## CHALLENGE
Which lines hold the word "name"? Copy each of them.

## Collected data

'''

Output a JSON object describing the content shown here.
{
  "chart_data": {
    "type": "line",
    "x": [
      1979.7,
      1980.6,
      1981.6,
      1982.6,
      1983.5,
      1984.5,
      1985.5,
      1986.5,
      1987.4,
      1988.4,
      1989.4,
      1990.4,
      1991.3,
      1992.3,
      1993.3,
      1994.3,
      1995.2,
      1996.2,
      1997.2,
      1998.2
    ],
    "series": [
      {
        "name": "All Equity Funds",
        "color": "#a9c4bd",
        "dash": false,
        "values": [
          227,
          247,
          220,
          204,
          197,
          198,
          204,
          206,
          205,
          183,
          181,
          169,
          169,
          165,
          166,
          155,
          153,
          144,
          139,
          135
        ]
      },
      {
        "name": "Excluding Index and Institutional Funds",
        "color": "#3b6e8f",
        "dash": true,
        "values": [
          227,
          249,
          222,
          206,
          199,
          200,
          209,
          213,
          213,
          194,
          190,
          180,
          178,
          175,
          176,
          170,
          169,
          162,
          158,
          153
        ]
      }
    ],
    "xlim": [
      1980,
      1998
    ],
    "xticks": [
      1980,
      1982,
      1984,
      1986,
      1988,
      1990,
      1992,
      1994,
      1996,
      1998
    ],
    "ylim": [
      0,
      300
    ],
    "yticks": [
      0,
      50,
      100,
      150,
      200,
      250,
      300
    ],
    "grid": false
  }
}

'''

## WRITTEN REPLY
        "name": "All Equity Funds",
        "name": "Excluding Index and Institutional Funds",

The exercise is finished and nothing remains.